Task directions
Say the number of lines containing the string "الرزاق", and say nothing else.

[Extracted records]
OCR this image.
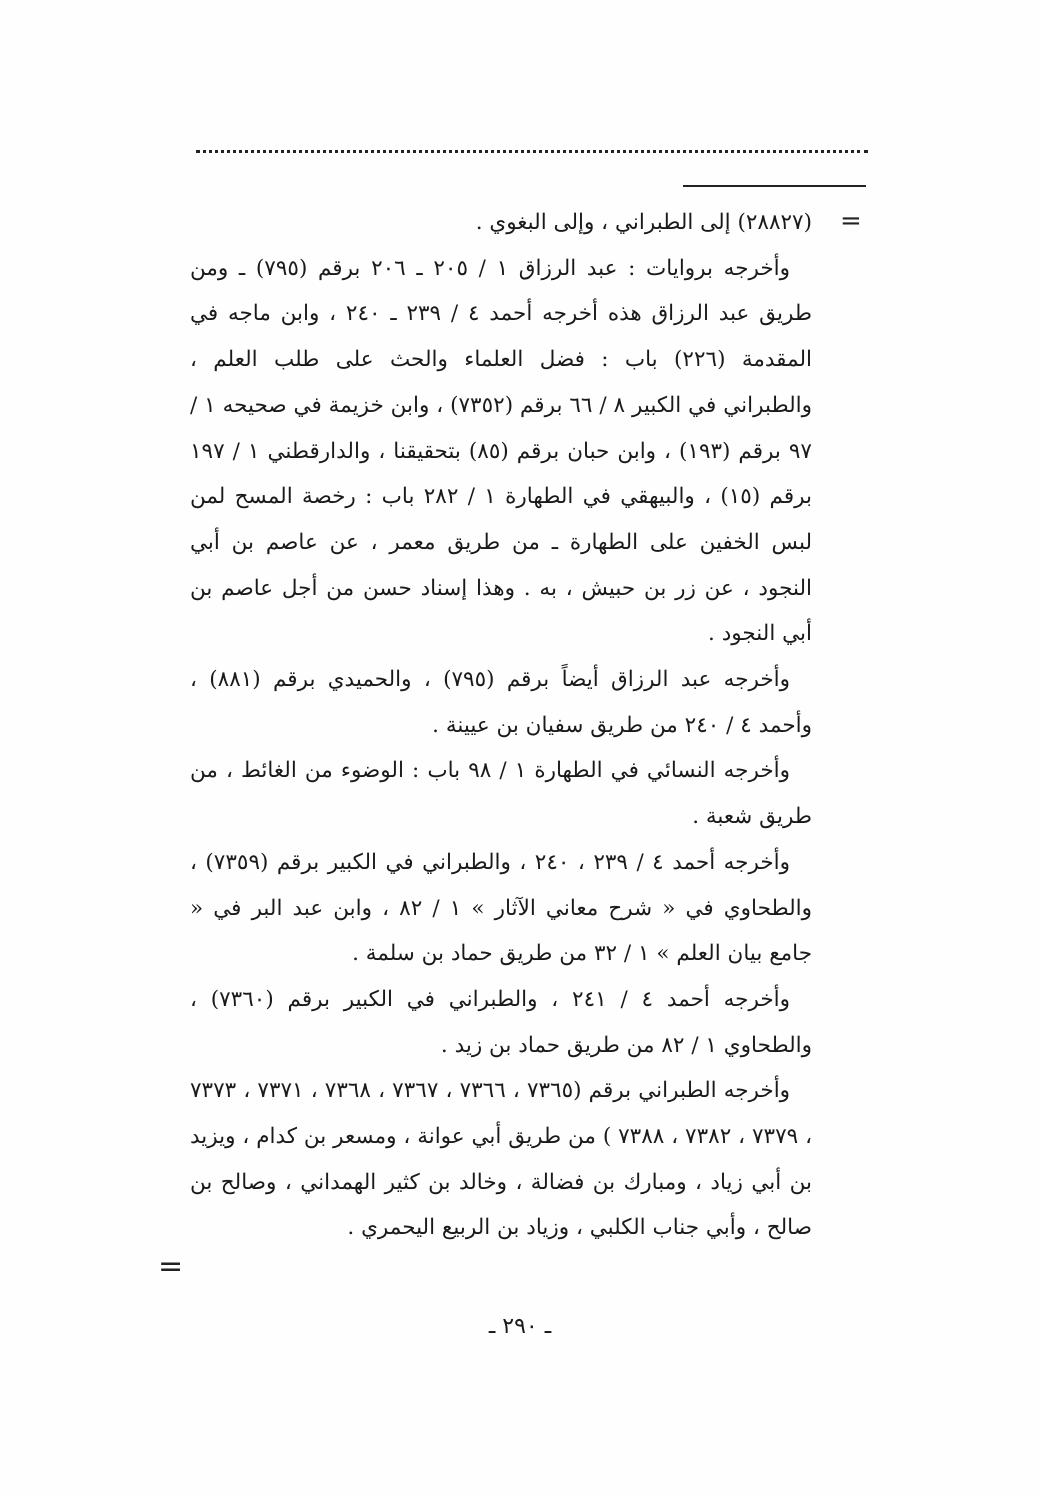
=

(٢٨٨٢٧) إلى الطبراني ، وإلى البغوي .

وأخرجه بروايات : عبد الرزاق ١ / ٢٠٥ ـ ٢٠٦ برقم (٧٩٥) ـ ومن طريق عبد الرزاق هذه أخرجه أحمد ٤ / ٢٣٩ ـ ٢٤٠ ، وابن ماجه في المقدمة (٢٢٦) باب : فضل العلماء والحث على طلب العلم ، والطبراني في الكبير ٨ / ٦٦ برقم (٧٣٥٢) ، وابن خزيمة في صحيحه ١ / ٩٧ برقم (١٩٣) ، وابن حبان برقم (٨٥) بتحقيقنا ، والدارقطني ١ / ١٩٧ برقم (١٥) ، والبيهقي في الطهارة ١ / ٢٨٢ باب : رخصة المسح لمن لبس الخفين على الطهارة ـ من طريق معمر ، عن عاصم بن أبي النجود ، عن زر بن حبيش ، به . وهذا إسناد حسن من أجل عاصم بن أبي النجود .

وأخرجه عبد الرزاق أيضاً برقم (٧٩٥) ، والحميدي برقم (٨٨١) ، وأحمد ٤ / ٢٤٠ من طريق سفيان بن عيينة .

وأخرجه النسائي في الطهارة ١ / ٩٨ باب : الوضوء من الغائط ، من طريق شعبة .

وأخرجه أحمد ٤ / ٢٣٩ ، ٢٤٠ ، والطبراني في الكبير برقم (٧٣٥٩) ، والطحاوي في « شرح معاني الآثار » ١ / ٨٢ ، وابن عبد البر في « جامع بيان العلم » ١ / ٣٢ من طريق حماد بن سلمة .

وأخرجه أحمد ٤ / ٢٤١ ، والطبراني في الكبير برقم (٧٣٦٠) ، والطحاوي ١ / ٨٢ من طريق حماد بن زيد .

وأخرجه الطبراني برقم (٧٣٦٥ ، ٧٣٦٦ ، ٧٣٦٧ ، ٧٣٦٨ ، ٧٣٧١ ، ٧٣٧٣ ، ٧٣٧٩ ، ٧٣٨٢ ، ٧٣٨٨ ) من طريق أبي عوانة ، ومسعر بن كدام ، ويزيد بن أبي زياد ، ومبارك بن فضالة ، وخالد بن كثير الهمداني ، وصالح بن صالح ، وأبي جناب الكلبي ، وزياد بن الربيع اليحمري .

=
ـ ٢٩٠ ـ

Exercise solution
2